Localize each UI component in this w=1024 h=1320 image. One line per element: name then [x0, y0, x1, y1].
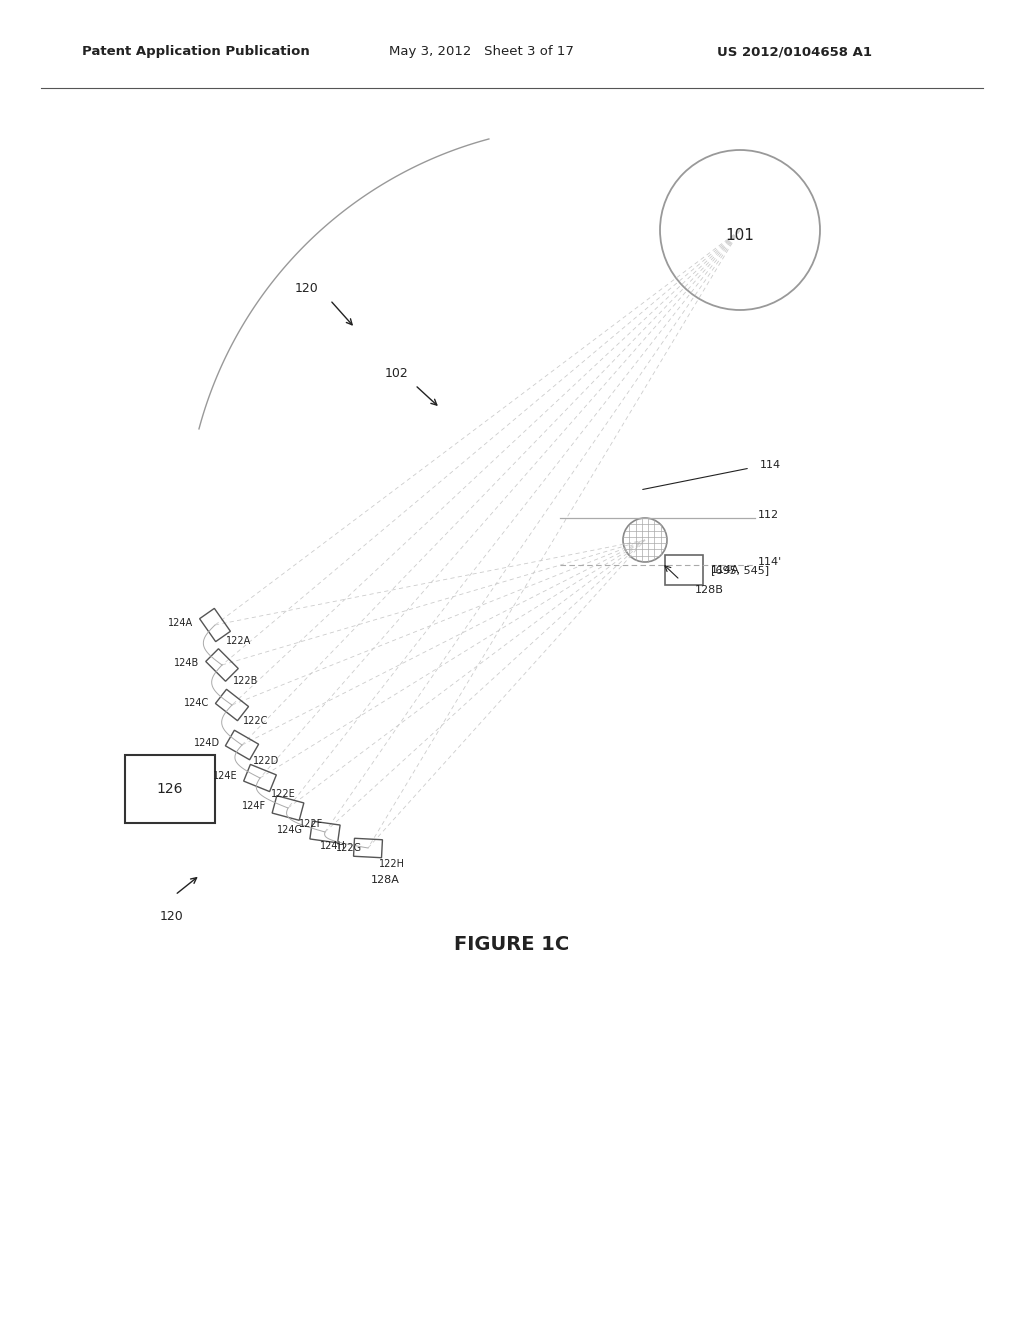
- Text: 114A: 114A: [711, 565, 739, 576]
- Text: 122B: 122B: [233, 676, 259, 686]
- Text: 124C: 124C: [184, 698, 210, 708]
- Text: 124F: 124F: [242, 801, 265, 810]
- Text: 122A: 122A: [226, 636, 252, 645]
- Text: 122H: 122H: [379, 859, 406, 869]
- Text: 124B: 124B: [174, 657, 200, 668]
- Text: 124G: 124G: [276, 825, 303, 836]
- Text: 122G: 122G: [336, 843, 362, 853]
- Text: 124E: 124E: [213, 771, 238, 781]
- Text: 122D: 122D: [253, 756, 280, 766]
- Text: 126: 126: [157, 781, 183, 796]
- Text: [695, 545]: [695, 545]: [711, 565, 769, 576]
- Text: Patent Application Publication: Patent Application Publication: [82, 45, 309, 58]
- Text: 114: 114: [760, 459, 781, 470]
- Text: 112: 112: [758, 510, 779, 520]
- Text: 124A: 124A: [168, 618, 193, 628]
- Text: 114': 114': [758, 557, 782, 568]
- Text: 120: 120: [295, 282, 318, 294]
- Bar: [125, 755, 215, 822]
- Text: 122E: 122E: [271, 789, 296, 799]
- Text: 120: 120: [160, 909, 183, 923]
- Text: 101: 101: [726, 227, 755, 243]
- Text: 128A: 128A: [371, 875, 399, 884]
- Text: US 2012/0104658 A1: US 2012/0104658 A1: [717, 45, 871, 58]
- Text: 124D: 124D: [194, 738, 219, 748]
- Text: 124H: 124H: [319, 841, 346, 851]
- Text: 122C: 122C: [244, 715, 268, 726]
- Text: 102: 102: [385, 367, 409, 380]
- Bar: [665, 554, 703, 585]
- Text: 122F: 122F: [299, 818, 324, 829]
- Text: May 3, 2012   Sheet 3 of 17: May 3, 2012 Sheet 3 of 17: [389, 45, 574, 58]
- Text: FIGURE 1C: FIGURE 1C: [455, 936, 569, 954]
- Text: 128B: 128B: [695, 585, 724, 595]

* * * * * * * * *

• [Stated task] Copy the records above line for line without any change, and leave out the picture.

• [Answer]
Localize each UI component in this w=1024 h=1320 image. One line per element: name then [x0, y0, x1, y1].
- Text: 114A: 114A: [711, 565, 739, 576]
- Text: 122B: 122B: [233, 676, 259, 686]
- Text: 124C: 124C: [184, 698, 210, 708]
- Text: 124F: 124F: [242, 801, 265, 810]
- Text: 122A: 122A: [226, 636, 252, 645]
- Text: 122H: 122H: [379, 859, 406, 869]
- Text: 124B: 124B: [174, 657, 200, 668]
- Text: 124G: 124G: [276, 825, 303, 836]
- Text: 122G: 122G: [336, 843, 362, 853]
- Text: 124E: 124E: [213, 771, 238, 781]
- Text: 122D: 122D: [253, 756, 280, 766]
- Text: 126: 126: [157, 781, 183, 796]
- Text: [695, 545]: [695, 545]: [711, 565, 769, 576]
- Text: Patent Application Publication: Patent Application Publication: [82, 45, 309, 58]
- Text: 114: 114: [760, 459, 781, 470]
- Text: 112: 112: [758, 510, 779, 520]
- Text: 124A: 124A: [168, 618, 193, 628]
- Text: 114': 114': [758, 557, 782, 568]
- Text: 120: 120: [295, 282, 318, 294]
- Bar: [125, 755, 215, 822]
- Text: 122E: 122E: [271, 789, 296, 799]
- Text: 120: 120: [160, 909, 183, 923]
- Text: 101: 101: [726, 227, 755, 243]
- Text: 128A: 128A: [371, 875, 399, 884]
- Text: US 2012/0104658 A1: US 2012/0104658 A1: [717, 45, 871, 58]
- Text: 124D: 124D: [194, 738, 219, 748]
- Text: 124H: 124H: [319, 841, 346, 851]
- Text: 122C: 122C: [244, 715, 268, 726]
- Text: 102: 102: [385, 367, 409, 380]
- Bar: [665, 554, 703, 585]
- Text: 122F: 122F: [299, 818, 324, 829]
- Text: May 3, 2012   Sheet 3 of 17: May 3, 2012 Sheet 3 of 17: [389, 45, 574, 58]
- Text: FIGURE 1C: FIGURE 1C: [455, 936, 569, 954]
- Text: 128B: 128B: [695, 585, 724, 595]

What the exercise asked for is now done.